Stated exercise: Output each entry verbatim and exclude every picture from it.

Entries provided:
═══
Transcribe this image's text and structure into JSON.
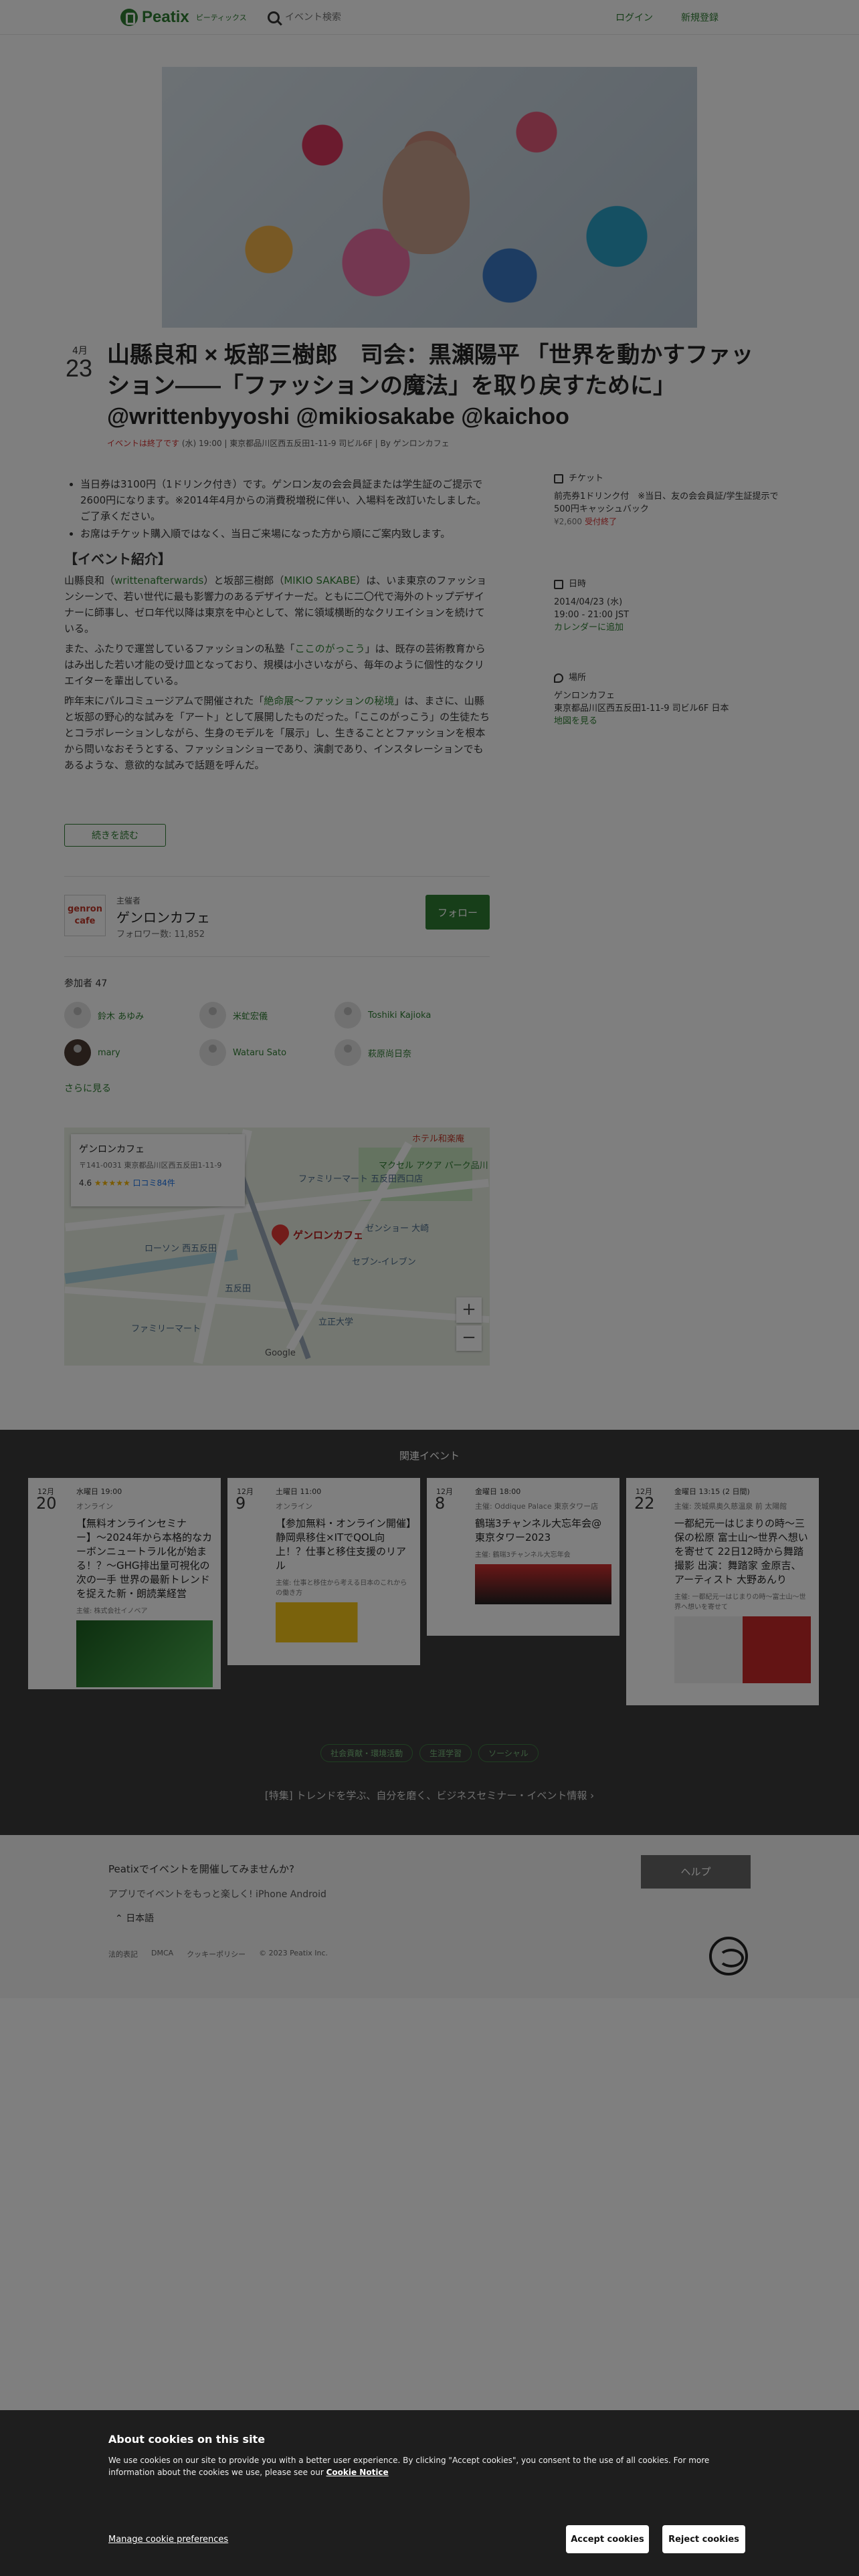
{
  "header": {
    "logo_text": "Peatix",
    "logo_sub": "ピーティックス",
    "search_placeholder": "イベント検索",
    "login": "ログイン",
    "signup": "新規登録"
  },
  "event": {
    "month": "4月",
    "day": "23",
    "title": "山縣良和 × 坂部三樹郎　司会：黒瀬陽平 「世界を動かすファッション——「ファッションの魔法」を取り戻すために」 @writtenbyyoshi @mikiosakabe @kaichoo",
    "status": "イベントは終了です",
    "meta": "(水) 19:00 | 東京都品川区西五反田1-11-9 司ビル6F | By ゲンロンカフェ"
  },
  "description": {
    "bullets": [
      "当日券は3100円（1ドリンク付き）です。ゲンロン友の会会員証または学生証のご提示で2600円になります。※2014年4月からの消費税増税に伴い、入場料を改訂いたしました。ご了承ください。",
      "お席はチケット購入順ではなく、当日ご来場になった方から順にご案内致します。"
    ],
    "heading": "【イベント紹介】",
    "p1_a": "山縣良和（",
    "p1_link1": "writtenafterwards",
    "p1_b": "）と坂部三樹郎（",
    "p1_link2": "MIKIO SAKABE",
    "p1_c": "）は、いま東京のファッションシーンで、若い世代に最も影響力のあるデザイナーだ。ともに二〇代で海外のトップデザイナーに師事し、ゼロ年代以降は東京を中心として、常に領域横断的なクリエイションを続けている。",
    "p2_a": "また、ふたりで運営しているファッションの私塾「",
    "p2_link": "ここのがっこう",
    "p2_b": "」は、既存の芸術教育からはみ出した若い才能の受け皿となっており、規模は小さいながら、毎年のように個性的なクリエイターを輩出している。",
    "p3_a": "昨年末にパルコミュージアムで開催された「",
    "p3_link": "絶命展〜ファッションの秘境",
    "p3_b": "」は、まさに、山縣と坂部の野心的な試みを「アート」として展開したものだった。「ここのがっこう」の生徒たちとコラボレーションしながら、生身のモデルを「展示」し、生きることとファッションを根本から問いなおそうとする、ファッションショーであり、演劇であり、インスタレーションでもあるような、意欲的な試みで話題を呼んだ。",
    "read_more": "続きを読む"
  },
  "side": {
    "ticket_head": "チケット",
    "ticket_name": "前売券1ドリンク付　※当日、友の会会員証/学生証提示で500円キャッシュバック",
    "ticket_price": "¥2,600",
    "ticket_status": "受付終了",
    "date_head": "日時",
    "date_line1": "2014/04/23 (水)",
    "date_line2": "19:00 - 21:00 JST",
    "date_link": "カレンダーに追加",
    "place_head": "場所",
    "place_name": "ゲンロンカフェ",
    "place_addr": "東京都品川区西五反田1-11-9 司ビル6F 日本",
    "place_link": "地図を見る"
  },
  "organizer": {
    "logo_line1": "genron",
    "logo_line2": "cafe",
    "label": "主催者",
    "name": "ゲンロンカフェ",
    "followers": "フォロワー数: 11,852",
    "follow": "フォロー"
  },
  "attendees": {
    "title": "参加者 47",
    "list": [
      "鈴木 あゆみ",
      "米虻宏儀",
      "Toshiki Kajioka",
      "mary",
      "Wataru Sato",
      "萩原尚日奈"
    ],
    "see_more": "さらに見る"
  },
  "map": {
    "card_title": "ゲンロンカフェ",
    "card_addr": "〒141-0031 東京都品川区西五反田1-11-9",
    "card_rating": "4.6",
    "card_stars": "★★★★★",
    "card_reviews": "口コミ84件",
    "pin_label": "ゲンロンカフェ",
    "zoom_in": "+",
    "zoom_out": "−",
    "labels": [
      "ホテル和楽庵",
      "マクセル アクア パーク品川",
      "ファミリーマート 五反田西口店",
      "ローソン 西五反田",
      "ゼンショー 大崎",
      "セブン-イレブン",
      "ファミリーマート",
      "五反田",
      "立正大学",
      "Google"
    ]
  },
  "related": {
    "title": "関連イベント",
    "cards": [
      {
        "month": "12月",
        "day": "20",
        "time": "水曜日 19:00",
        "place": "オンライン",
        "title": "【無料オンラインセミナー】〜2024年から本格的なカーボンニュートラル化が始まる！？〜GHG排出量可視化の次の一手 世界の最新トレンドを捉えた新・朗読業経営",
        "org": "主催: 株式会社イノベア",
        "accent": "#4caf50"
      },
      {
        "month": "12月",
        "day": "9",
        "time": "土曜日 11:00",
        "place": "オンライン",
        "title": "【参加無料・オンライン開催】静岡県移住×ITでQOL向上！？仕事と移住支援のリアル",
        "org": "主催: 仕事と移住から考える日本のこれからの働き方",
        "accent": "#f5c518"
      },
      {
        "month": "12月",
        "day": "8",
        "time": "金曜日 18:00",
        "place": "主催: Oddique Palace 東京タワー店",
        "title": "鶴瑞3チャンネル大忘年会@東京タワー2023",
        "org": "主催: 鶴瑞3チャンネル大忘年会",
        "accent": "#d32f2f"
      },
      {
        "month": "12月",
        "day": "22",
        "time": "金曜日 13:15 (2 日間)",
        "place": "主催: 茨城県奥久慈温泉 前 太陽館",
        "title": "一都紀元一はじまりの時〜三保の松原 富士山〜世界へ想いを寄せて 22日12時から舞踏撮影 出演：舞踏家 金原吉、アーティスト 大野あんり",
        "org": "主催: 一都紀元一はじまりの時〜富士山〜世界へ想いを寄せて",
        "accent": "#c62828"
      }
    ],
    "tags": [
      "社会貢献・環境活動",
      "生涯学習",
      "ソーシャル"
    ],
    "feature": "[特集] トレンドを学ぶ、自分を磨く、ビジネスセミナー・イベント情報"
  },
  "footer": {
    "host": "Peatixでイベントを開催してみませんか?",
    "app": "アプリでイベントをもっと楽しく! iPhone Android",
    "lang": "日本語",
    "links": [
      "法的表記",
      "DMCA",
      "クッキーポリシー",
      "© 2023 Peatix Inc."
    ],
    "help": "ヘルプ"
  },
  "cookie": {
    "title": "About cookies on this site",
    "text": "We use cookies on our site to provide you with a better user experience. By clicking \"Accept cookies\", you consent to the use of all cookies. For more information about the cookies we use, please see our",
    "notice": "Cookie Notice",
    "manage": "Manage cookie preferences",
    "accept": "Accept cookies",
    "reject": "Reject cookies"
  }
}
═══
Solved exercise:
Transcribe this image's text and structure into JSON.
{
  "header": {
    "logo_text": "Peatix",
    "logo_sub": "ピーティックス",
    "search_placeholder": "イベント検索",
    "login": "ログイン",
    "signup": "新規登録"
  },
  "event": {
    "month": "4月",
    "day": "23",
    "title": "山縣良和 × 坂部三樹郎　司会：黒瀬陽平 「世界を動かすファッション——「ファッションの魔法」を取り戻すために」 @writtenbyyoshi @mikiosakabe @kaichoo",
    "status": "イベントは終了です",
    "meta": "(水) 19:00 | 東京都品川区西五反田1-11-9 司ビル6F | By ゲンロンカフェ"
  },
  "description": {
    "bullets": [
      "当日券は3100円（1ドリンク付き）です。ゲンロン友の会会員証または学生証のご提示で2600円になります。※2014年4月からの消費税増税に伴い、入場料を改訂いたしました。ご了承ください。",
      "お席はチケット購入順ではなく、当日ご来場になった方から順にご案内致します。"
    ],
    "heading": "【イベント紹介】",
    "p1_a": "山縣良和（",
    "p1_link1": "writtenafterwards",
    "p1_b": "）と坂部三樹郎（",
    "p1_link2": "MIKIO SAKABE",
    "p1_c": "）は、いま東京のファッションシーンで、若い世代に最も影響力のあるデザイナーだ。ともに二〇代で海外のトップデザイナーに師事し、ゼロ年代以降は東京を中心として、常に領域横断的なクリエイションを続けている。",
    "p2_a": "また、ふたりで運営しているファッションの私塾「",
    "p2_link": "ここのがっこう",
    "p2_b": "」は、既存の芸術教育からはみ出した若い才能の受け皿となっており、規模は小さいながら、毎年のように個性的なクリエイターを輩出している。",
    "p3_a": "昨年末にパルコミュージアムで開催された「",
    "p3_link": "絶命展〜ファッションの秘境",
    "p3_b": "」は、まさに、山縣と坂部の野心的な試みを「アート」として展開したものだった。「ここのがっこう」の生徒たちとコラボレーションしながら、生身のモデルを「展示」し、生きることとファッションを根本から問いなおそうとする、ファッションショーであり、演劇であり、インスタレーションでもあるような、意欲的な試みで話題を呼んだ。",
    "read_more": "続きを読む"
  },
  "side": {
    "ticket_head": "チケット",
    "ticket_name": "前売券1ドリンク付　※当日、友の会会員証/学生証提示で500円キャッシュバック",
    "ticket_price": "¥2,600",
    "ticket_status": "受付終了",
    "date_head": "日時",
    "date_line1": "2014/04/23 (水)",
    "date_line2": "19:00 - 21:00 JST",
    "date_link": "カレンダーに追加",
    "place_head": "場所",
    "place_name": "ゲンロンカフェ",
    "place_addr": "東京都品川区西五反田1-11-9 司ビル6F 日本",
    "place_link": "地図を見る"
  },
  "organizer": {
    "logo_line1": "genron",
    "logo_line2": "cafe",
    "label": "主催者",
    "name": "ゲンロンカフェ",
    "followers": "フォロワー数: 11,852",
    "follow": "フォロー"
  },
  "attendees": {
    "title": "参加者 47",
    "list": [
      "鈴木 あゆみ",
      "米虻宏儀",
      "Toshiki Kajioka",
      "mary",
      "Wataru Sato",
      "萩原尚日奈"
    ],
    "see_more": "さらに見る"
  },
  "map": {
    "card_title": "ゲンロンカフェ",
    "card_addr": "〒141-0031 東京都品川区西五反田1-11-9",
    "card_rating": "4.6",
    "card_stars": "★★★★★",
    "card_reviews": "口コミ84件",
    "pin_label": "ゲンロンカフェ",
    "zoom_in": "+",
    "zoom_out": "−",
    "labels": [
      "ホテル和楽庵",
      "マクセル アクア パーク品川",
      "ファミリーマート 五反田西口店",
      "ローソン 西五反田",
      "ゼンショー 大崎",
      "セブン-イレブン",
      "ファミリーマート",
      "五反田",
      "立正大学",
      "Google"
    ]
  },
  "related": {
    "title": "関連イベント",
    "cards": [
      {
        "month": "12月",
        "day": "20",
        "time": "水曜日 19:00",
        "place": "オンライン",
        "title": "【無料オンラインセミナー】〜2024年から本格的なカーボンニュートラル化が始まる！？〜GHG排出量可視化の次の一手 世界の最新トレンドを捉えた新・朗読業経営",
        "org": "主催: 株式会社イノベア",
        "accent": "#4caf50"
      },
      {
        "month": "12月",
        "day": "9",
        "time": "土曜日 11:00",
        "place": "オンライン",
        "title": "【参加無料・オンライン開催】静岡県移住×ITでQOL向上！？仕事と移住支援のリアル",
        "org": "主催: 仕事と移住から考える日本のこれからの働き方",
        "accent": "#f5c518"
      },
      {
        "month": "12月",
        "day": "8",
        "time": "金曜日 18:00",
        "place": "主催: Oddique Palace 東京タワー店",
        "title": "鶴瑞3チャンネル大忘年会@東京タワー2023",
        "org": "主催: 鶴瑞3チャンネル大忘年会",
        "accent": "#d32f2f"
      },
      {
        "month": "12月",
        "day": "22",
        "time": "金曜日 13:15 (2 日間)",
        "place": "主催: 茨城県奥久慈温泉 前 太陽館",
        "title": "一都紀元一はじまりの時〜三保の松原 富士山〜世界へ想いを寄せて 22日12時から舞踏撮影 出演：舞踏家 金原吉、アーティスト 大野あんり",
        "org": "主催: 一都紀元一はじまりの時〜富士山〜世界へ想いを寄せて",
        "accent": "#c62828"
      }
    ],
    "tags": [
      "社会貢献・環境活動",
      "生涯学習",
      "ソーシャル"
    ],
    "feature": "[特集] トレンドを学ぶ、自分を磨く、ビジネスセミナー・イベント情報"
  },
  "footer": {
    "host": "Peatixでイベントを開催してみませんか?",
    "app": "アプリでイベントをもっと楽しく! iPhone Android",
    "lang": "日本語",
    "links": [
      "法的表記",
      "DMCA",
      "クッキーポリシー",
      "© 2023 Peatix Inc."
    ],
    "help": "ヘルプ"
  },
  "cookie": {
    "title": "About cookies on this site",
    "text": "We use cookies on our site to provide you with a better user experience. By clicking \"Accept cookies\", you consent to the use of all cookies. For more information about the cookies we use, please see our",
    "notice": "Cookie Notice",
    "manage": "Manage cookie preferences",
    "accept": "Accept cookies",
    "reject": "Reject cookies"
  }
}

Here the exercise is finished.